Passage ->

I get this question all the time, "Why do you love summer so much? Don't the kids being home make you crazy?" and I've had several people ask me how to have their own Ultimate Super Mega Summer. Here's the truth, my kids make me crazy, but I love not having to pack lunches or waking sleeping children for school a lot more. When they get a little nutty, I have tricks to distract them.
1. Have a Routine
My kids know when they wake up, they have chores to do. Beds are made, rooms are tidied and they tackle their daily list. Cereal... it's what is for breakfast every day during the summer. When the kids were little, I put milk in a tiny plastic pitcher, perfect for little hands to get their own cereal. Yes, sometimes they make a mess, but it can be wiped up pretty easily, and they know to do it. My kids also have to do a worksheet or flashcards in the morning. Once the chores are done, they get a little time with their screens. It's a great motivator!
2. Make a Summer Bucket List
We make a list of all the things we want to do during the summer on the last day of school. In my dreams, it's a cute thing we put on our wall, but the reality is it's a piece of paper with my notes on it. Some of the items on our list are super simple, such as "Eat Popsicles!" or "Play Hide and Seek." Every week we try and pick 2-3 things from it to check off the list. This year my family made a goal to find the best donuts in Los Angeles, so there are lots of donut shops on the list.

What this exercise asks ->
[a] Transcribe the summer passage from "1. Have a Routine" up to and including "a great motivator!".
[b] Decide whether each statement agrees with the summer passage, answering yes or no and quoting the deciding words: (i) Cereal is breakfast every day during the summer. (ii) The summer bucket list hangs on the wall as a cute display. (iii) The family tries to check off 2-3 items from the list each week.
Work only from the summer passage.

Stored data:

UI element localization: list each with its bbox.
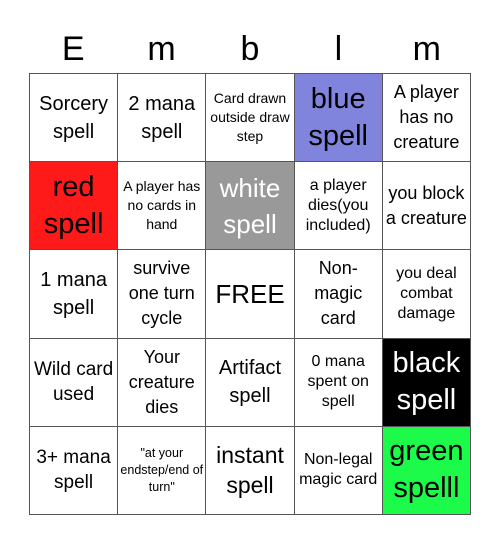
cell-text: blue spell xyxy=(308,82,369,152)
bingo-cell[interactable]: 0 mana spent on spell xyxy=(294,338,383,427)
bingo-cell[interactable]: a player dies(you included) xyxy=(294,162,383,251)
bingo-cell[interactable]: instant spell xyxy=(206,426,295,515)
bingo-cell[interactable]: 3+ mana spell xyxy=(30,426,119,515)
bingo-cell[interactable]: Non-magic card xyxy=(294,250,383,339)
header-letter: m xyxy=(147,30,176,68)
header-letter: m xyxy=(412,30,441,68)
cell-text: black spell xyxy=(392,347,461,417)
cell-text: a player dies(you included) xyxy=(305,176,371,234)
cell-text: 0 mana spent on spell xyxy=(307,353,369,411)
bingo-cell[interactable]: Your creature dies xyxy=(118,338,207,427)
bingo-cell[interactable]: A player has no creature xyxy=(382,74,471,163)
header-letter: E xyxy=(61,30,85,68)
cell-text: FREE xyxy=(215,278,285,309)
bingo-cell[interactable]: Sorcery spell xyxy=(30,74,119,163)
header-letter: b xyxy=(240,30,260,68)
cell-text: Sorcery spell xyxy=(39,92,109,143)
bingo-cell[interactable]: green spelll xyxy=(382,426,471,515)
bingo-cell[interactable]: you deal combat damage xyxy=(382,250,471,339)
bingo-cell[interactable]: red spell xyxy=(30,162,119,251)
cell-text: 1 mana spell xyxy=(40,268,107,319)
cell-text: Card drawn outside draw step xyxy=(210,90,290,145)
cell-text: red spell xyxy=(43,170,104,240)
bingo-cell[interactable]: 2 mana spell xyxy=(118,74,207,163)
cell-text: white spell xyxy=(219,172,281,239)
bingo-cell[interactable]: black spell xyxy=(382,338,471,427)
bingo-cell[interactable]: "at your endstep/end of turn" xyxy=(118,426,207,515)
cell-text: instant spell xyxy=(216,442,284,499)
cell-text: you block a creature xyxy=(385,182,467,228)
cell-text: Wild card used xyxy=(34,359,114,406)
cell-text: A player has no creature xyxy=(393,82,460,153)
bingo-header: E m b l m xyxy=(29,26,471,73)
cell-text: green spelll xyxy=(389,435,464,505)
cell-text: Non-magic card xyxy=(314,258,363,329)
bingo-cell[interactable]: Card drawn outside draw step xyxy=(206,74,295,163)
cell-text: "at your endstep/end of turn" xyxy=(120,445,204,494)
bingo-cell[interactable]: 1 mana spell xyxy=(30,250,119,339)
header-letter: l xyxy=(334,30,343,68)
cell-text: Your creature dies xyxy=(128,346,195,417)
bingo-cell[interactable]: white spell xyxy=(206,162,295,251)
cell-text: survive one turn cycle xyxy=(128,258,195,329)
cell-text: Non-legal magic card xyxy=(299,451,378,489)
cell-text: Artifact spell xyxy=(218,357,282,408)
cell-text: you deal combat damage xyxy=(396,264,457,322)
bingo-cell[interactable]: A player has no cards in hand xyxy=(118,162,207,251)
bingo-grid: Sorcery spell 2 mana spell Card drawn ou… xyxy=(29,73,471,515)
bingo-cell[interactable]: survive one turn cycle xyxy=(118,250,207,339)
bingo-cell[interactable]: Non-legal magic card xyxy=(294,426,383,515)
cell-text: 2 mana spell xyxy=(128,92,196,143)
cell-text: 3+ mana spell xyxy=(36,447,111,494)
bingo-cell[interactable]: Artifact spell xyxy=(206,338,295,427)
bingo-cell[interactable]: blue spell xyxy=(294,74,383,163)
free-space[interactable]: FREE xyxy=(206,250,295,339)
cell-text: A player has no cards in hand xyxy=(123,178,201,233)
bingo-cell[interactable]: Wild card used xyxy=(30,338,119,427)
bingo-cell[interactable]: you block a creature xyxy=(382,162,471,251)
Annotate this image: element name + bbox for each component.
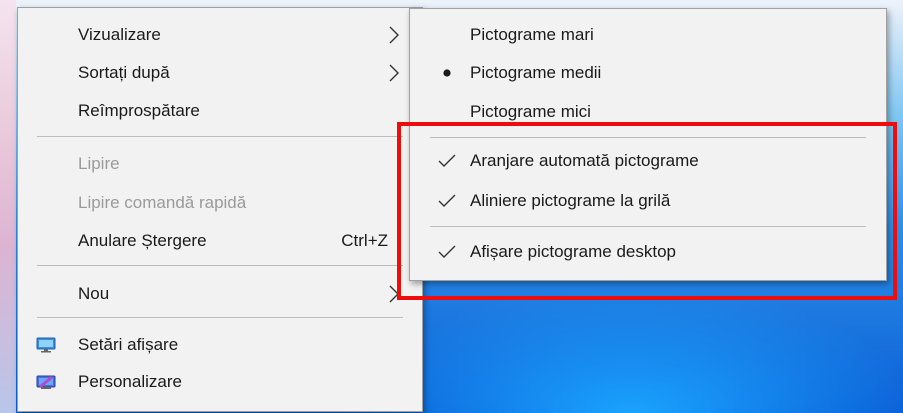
menu-item-personalize[interactable]: Personalizare (18, 363, 422, 401)
menu-item-view[interactable]: Vizualizare (18, 16, 422, 54)
menu-item-undo-delete[interactable]: Anulare Ștergere Ctrl+Z (18, 222, 422, 260)
menu-item-sort-by[interactable]: Sortați după (18, 54, 422, 92)
menu-item-label: Anulare Ștergere (78, 231, 207, 250)
menu-separator (430, 226, 866, 227)
submenu-item-large-icons[interactable]: Pictograme mari (410, 16, 886, 54)
chevron-right-icon (389, 285, 399, 303)
menu-item-refresh[interactable]: Reîmprospătare (18, 92, 422, 130)
submenu-item-medium-icons[interactable]: Pictograme medii (410, 54, 886, 92)
menu-item-label: Vizualizare (78, 25, 161, 44)
checkmark-icon (435, 233, 459, 271)
menu-item-display-settings[interactable]: Setări afișare (18, 326, 422, 364)
desktop-context-menu: Vizualizare Sortați după Reîmprospătare … (17, 7, 423, 412)
menu-item-label: Personalizare (78, 372, 182, 391)
menu-item-paste: Lipire (18, 145, 422, 183)
menu-item-label: Aranjare automată pictograme (470, 151, 699, 170)
menu-item-label: Pictograme mici (470, 102, 591, 121)
menu-item-label: Sortați după (78, 63, 170, 82)
chevron-right-icon (389, 26, 399, 44)
menu-item-label: Afișare pictograme desktop (470, 242, 676, 261)
menu-item-label: Setări afișare (78, 335, 179, 354)
menu-item-new[interactable]: Nou (18, 275, 422, 313)
checkmark-icon (435, 182, 459, 220)
menu-item-label: Aliniere pictograme la grilă (470, 191, 671, 210)
menu-separator (37, 317, 403, 318)
menu-item-label: Lipire comandă rapidă (78, 193, 247, 212)
menu-separator (37, 265, 403, 266)
display-settings-icon (36, 337, 56, 353)
submenu-item-align-to-grid[interactable]: Aliniere pictograme la grilă (410, 182, 886, 220)
menu-item-label: Reîmprospătare (78, 101, 200, 120)
keyboard-shortcut: Ctrl+Z (341, 231, 388, 250)
menu-item-label: Pictograme medii (470, 63, 602, 82)
radio-bullet-icon (435, 54, 459, 92)
menu-separator (37, 136, 403, 137)
view-submenu: Pictograme mari Pictograme medii Pictogr… (409, 8, 887, 281)
menu-item-label: Lipire (78, 154, 120, 173)
checkmark-icon (435, 142, 459, 180)
menu-separator (430, 137, 866, 138)
chevron-right-icon (389, 64, 399, 82)
menu-item-label: Pictograme mari (470, 25, 594, 44)
personalize-icon (36, 375, 56, 389)
submenu-item-small-icons[interactable]: Pictograme mici (410, 93, 886, 131)
menu-item-paste-shortcut: Lipire comandă rapidă (18, 184, 422, 222)
desktop-background-edge (0, 0, 16, 413)
submenu-item-auto-arrange[interactable]: Aranjare automată pictograme (410, 142, 886, 180)
submenu-item-show-desktop-icons[interactable]: Afișare pictograme desktop (410, 233, 886, 271)
menu-item-label: Nou (78, 284, 110, 303)
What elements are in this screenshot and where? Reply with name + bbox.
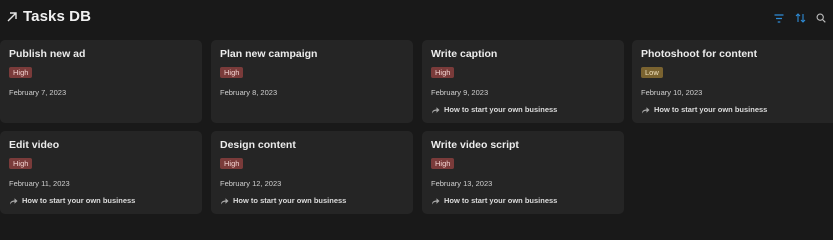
priority-badge: High [220, 67, 244, 78]
task-card[interactable]: Edit video High February 11, 2023 How to… [0, 131, 202, 214]
relation-link[interactable]: How to start your own business [641, 105, 829, 115]
relation-label: How to start your own business [22, 196, 136, 205]
card-title: Write caption [431, 48, 498, 60]
priority-badge: High [9, 158, 33, 169]
card-date: February 13, 2023 [431, 179, 493, 188]
card-title: Design content [220, 139, 296, 151]
priority-badge: High [431, 67, 455, 78]
task-card[interactable]: Plan new campaign High February 8, 2023 [211, 40, 413, 123]
relation-link[interactable]: How to start your own business [220, 196, 404, 206]
priority-badge: High [220, 158, 244, 169]
card-title: Photoshoot for content [641, 48, 758, 60]
card-date: February 10, 2023 [641, 88, 703, 97]
relation-label: How to start your own business [444, 196, 558, 205]
card-date: February 9, 2023 [431, 88, 489, 97]
priority-badge: High [9, 67, 33, 78]
card-title: Plan new campaign [220, 48, 318, 60]
task-card[interactable]: Photoshoot for content Low February 10, … [632, 40, 833, 123]
card-date: February 12, 2023 [220, 179, 282, 188]
view-toolbar [773, 12, 827, 24]
relation-label: How to start your own business [233, 196, 347, 205]
arrow-up-right-icon [6, 11, 18, 23]
forward-arrow-icon [9, 197, 18, 205]
database-header: Tasks DB [0, 0, 833, 36]
relation-label: How to start your own business [654, 105, 768, 114]
card-date: February 11, 2023 [9, 179, 70, 188]
sort-icon[interactable] [794, 12, 806, 24]
database-title: Tasks DB [23, 8, 92, 25]
relation-link[interactable]: How to start your own business [9, 196, 193, 206]
priority-badge: Low [641, 67, 663, 78]
task-card[interactable]: Write caption High February 9, 2023 How … [422, 40, 624, 123]
search-icon[interactable] [815, 12, 827, 24]
priority-badge: High [431, 158, 455, 169]
card-title: Edit video [9, 139, 60, 151]
task-card[interactable]: Publish new ad High February 7, 2023 [0, 40, 202, 123]
forward-arrow-icon [431, 197, 440, 205]
task-card[interactable]: Write video script High February 13, 202… [422, 131, 624, 214]
forward-arrow-icon [641, 106, 650, 114]
relation-link[interactable]: How to start your own business [431, 105, 615, 115]
card-title: Publish new ad [9, 48, 86, 60]
database-title-link[interactable]: Tasks DB [6, 8, 91, 25]
forward-arrow-icon [220, 197, 229, 205]
task-card[interactable]: Design content High February 12, 2023 Ho… [211, 131, 413, 214]
card-date: February 7, 2023 [9, 88, 67, 97]
relation-link[interactable]: How to start your own business [431, 196, 615, 206]
relation-label: How to start your own business [444, 105, 558, 114]
card-date: February 8, 2023 [220, 88, 278, 97]
filter-icon[interactable] [773, 12, 785, 24]
card-title: Write video script [431, 139, 519, 151]
forward-arrow-icon [431, 106, 440, 114]
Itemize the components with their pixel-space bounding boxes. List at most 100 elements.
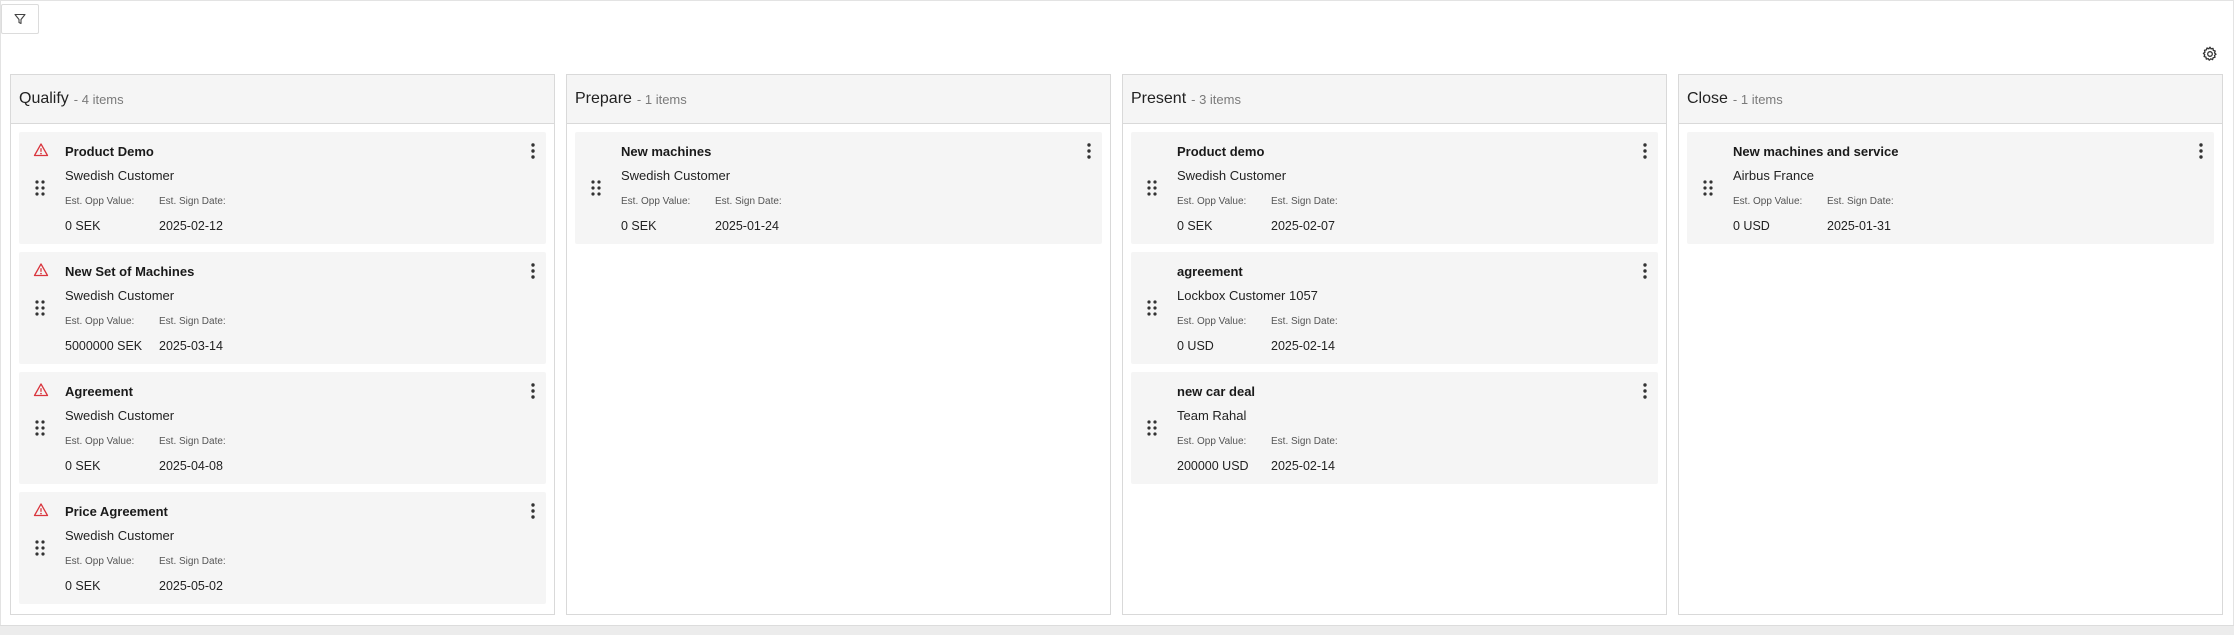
card-title[interactable]: New machines and service bbox=[1733, 144, 1898, 159]
card-title[interactable]: Product demo bbox=[1177, 144, 1264, 159]
settings-button[interactable] bbox=[2200, 44, 2220, 64]
warning-icon bbox=[33, 262, 49, 278]
opp-value: 0 USD bbox=[1177, 339, 1214, 353]
column-header: Close - 1 items bbox=[1679, 75, 2222, 124]
opportunity-card[interactable]: New machines and service Airbus France Est… bbox=[1687, 132, 2214, 244]
card-list: Product demo Swedish Customer Est. Opp Val… bbox=[1123, 124, 1666, 484]
sign-date-label: Est. Sign Date: bbox=[1827, 196, 1894, 207]
drag-handle-icon[interactable] bbox=[34, 419, 46, 437]
column-present: Present - 3 items Product demo Swedish Cust… bbox=[1122, 74, 1667, 615]
drag-handle-icon[interactable] bbox=[1146, 299, 1158, 317]
card-title[interactable]: Agreement bbox=[65, 384, 133, 399]
sign-date-label: Est. Sign Date: bbox=[159, 196, 226, 207]
card-customer: Team Rahal bbox=[1177, 408, 1247, 423]
opportunity-card[interactable]: agreement Lockbox Customer 1057 Est. Opp V… bbox=[1131, 252, 1658, 364]
sign-date: 2025-02-07 bbox=[1271, 219, 1335, 233]
column-item-count: - 4 items bbox=[73, 91, 124, 107]
sign-date: 2025-02-14 bbox=[1271, 459, 1335, 473]
opportunity-card[interactable]: New Set of Machines Swedish Customer Est. … bbox=[19, 252, 546, 364]
column-prepare: Prepare - 1 items New machines Swedish Cust… bbox=[566, 74, 1111, 615]
sign-date: 2025-01-31 bbox=[1827, 219, 1891, 233]
opp-value-label: Est. Opp Value: bbox=[65, 436, 135, 447]
column-item-count: - 1 items bbox=[1732, 91, 1783, 107]
card-title[interactable]: New machines bbox=[621, 144, 711, 159]
card-customer: Airbus France bbox=[1733, 168, 1814, 183]
card-title[interactable]: Product Demo bbox=[65, 144, 154, 159]
sign-date: 2025-03-14 bbox=[159, 339, 223, 353]
drag-handle-icon[interactable] bbox=[34, 179, 46, 197]
more-options-icon[interactable] bbox=[528, 382, 538, 400]
opportunity-card[interactable]: New machines Swedish Customer Est. Opp Val… bbox=[575, 132, 1102, 244]
drag-handle-icon[interactable] bbox=[1702, 179, 1714, 197]
drag-handle-icon[interactable] bbox=[34, 299, 46, 317]
opp-value: 0 SEK bbox=[65, 459, 101, 473]
more-options-icon[interactable] bbox=[1640, 382, 1650, 400]
opp-value-label: Est. Opp Value: bbox=[1733, 196, 1803, 207]
warning-icon bbox=[33, 382, 49, 398]
opportunity-card[interactable]: Product demo Swedish Customer Est. Opp Val… bbox=[1131, 132, 1658, 244]
card-customer: Swedish Customer bbox=[621, 168, 731, 183]
column-title: Qualify bbox=[19, 90, 69, 107]
kanban-board: Qualify - 4 items Product Demo Swedish Cust… bbox=[10, 74, 2224, 615]
sign-date: 2025-05-02 bbox=[159, 579, 223, 593]
column-item-count: - 3 items bbox=[1191, 91, 1241, 107]
column-title: Present bbox=[1131, 90, 1187, 107]
card-customer: Swedish Customer bbox=[1177, 168, 1287, 183]
sign-date-label: Est. Sign Date: bbox=[1271, 436, 1338, 447]
more-options-icon[interactable] bbox=[528, 502, 538, 520]
column-close: Close - 1 items New machines and service Ai… bbox=[1678, 74, 2223, 615]
sign-date-label: Est. Sign Date: bbox=[159, 436, 226, 447]
opp-value-label: Est. Opp Value: bbox=[65, 196, 135, 207]
card-title[interactable]: New Set of Machines bbox=[65, 264, 194, 279]
card-customer: Swedish Customer bbox=[65, 408, 175, 423]
column-header: Prepare - 1 items bbox=[567, 75, 1110, 124]
opp-value: 200000 USD bbox=[1177, 459, 1249, 473]
more-options-icon[interactable] bbox=[1640, 142, 1650, 160]
more-options-icon[interactable] bbox=[1084, 142, 1094, 160]
drag-handle-icon[interactable] bbox=[590, 179, 602, 197]
sign-date: 2025-02-12 bbox=[159, 219, 223, 233]
opp-value-label: Est. Opp Value: bbox=[1177, 196, 1247, 207]
gear-icon bbox=[2202, 46, 2217, 61]
card-customer: Swedish Customer bbox=[65, 528, 175, 543]
sign-date: 2025-04-08 bbox=[159, 459, 223, 473]
filter-icon bbox=[14, 13, 26, 25]
opportunity-card[interactable]: Product Demo Swedish Customer Est. Opp Val… bbox=[19, 132, 546, 244]
card-title[interactable]: new car deal bbox=[1177, 384, 1255, 399]
opp-value: 0 SEK bbox=[621, 219, 657, 233]
column-header: Qualify - 4 items bbox=[11, 75, 554, 124]
sign-date-label: Est. Sign Date: bbox=[1271, 196, 1338, 207]
drag-handle-icon[interactable] bbox=[1146, 179, 1158, 197]
opp-value: 0 USD bbox=[1733, 219, 1770, 233]
more-options-icon[interactable] bbox=[1640, 262, 1650, 280]
more-options-icon[interactable] bbox=[528, 262, 538, 280]
opp-value: 0 SEK bbox=[1177, 219, 1213, 233]
opp-value-label: Est. Opp Value: bbox=[1177, 316, 1247, 327]
column-item-count: - 1 items bbox=[636, 91, 687, 107]
more-options-icon[interactable] bbox=[528, 142, 538, 160]
warning-icon bbox=[33, 142, 49, 158]
opportunity-card[interactable]: Agreement Swedish Customer Est. Opp Value:… bbox=[19, 372, 546, 484]
card-list: New machines and service Airbus France Est… bbox=[1679, 124, 2222, 244]
card-title[interactable]: agreement bbox=[1177, 264, 1243, 279]
more-options-icon[interactable] bbox=[2196, 142, 2206, 160]
drag-handle-icon[interactable] bbox=[34, 539, 46, 557]
opportunity-card[interactable]: Price Agreement Swedish Customer Est. Opp … bbox=[19, 492, 546, 604]
opportunity-card[interactable]: new car deal Team Rahal Est. Opp Value: Est… bbox=[1131, 372, 1658, 484]
opp-value: 0 SEK bbox=[65, 219, 101, 233]
horizontal-scrollbar[interactable] bbox=[0, 625, 2234, 635]
column-qualify: Qualify - 4 items Product Demo Swedish Cust… bbox=[10, 74, 555, 615]
filter-button[interactable] bbox=[1, 4, 39, 34]
card-customer: Swedish Customer bbox=[65, 168, 175, 183]
card-title[interactable]: Price Agreement bbox=[65, 504, 168, 519]
card-list: New machines Swedish Customer Est. Opp Val… bbox=[567, 124, 1110, 244]
sign-date-label: Est. Sign Date: bbox=[159, 316, 226, 327]
drag-handle-icon[interactable] bbox=[1146, 419, 1158, 437]
column-title: Close bbox=[1687, 90, 1728, 107]
opp-value: 5000000 SEK bbox=[65, 339, 143, 353]
sign-date-label: Est. Sign Date: bbox=[159, 556, 226, 567]
opp-value-label: Est. Opp Value: bbox=[65, 316, 135, 327]
card-customer: Swedish Customer bbox=[65, 288, 175, 303]
opp-value-label: Est. Opp Value: bbox=[65, 556, 135, 567]
sign-date-label: Est. Sign Date: bbox=[715, 196, 782, 207]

Per-task answers ->
[a]
1. Have a Routine
My kids know when they wake up, they have chores to do. Beds are made, rooms are tidied and they tackle their daily list. Cereal... it's what is for breakfast every day during the summer. When the kids were little, I put milk in a tiny plastic pitcher, perfect for little hands to get their own cereal. Yes, sometimes they make a mess, but it can be wiped up pretty easily, and they know to do it. My kids also have to do a worksheet or flashcards in the morning. Once the chores are done, they get a little time with their screens. It's a great motivator!

[b]
(i) Yes: "Cereal... it's what is for breakfast every day during the summer."
(ii) No: "the reality is it's a piece of paper with my notes on it."
(iii) Yes: "Every week we try and pick 2-3 things from it to check off the list."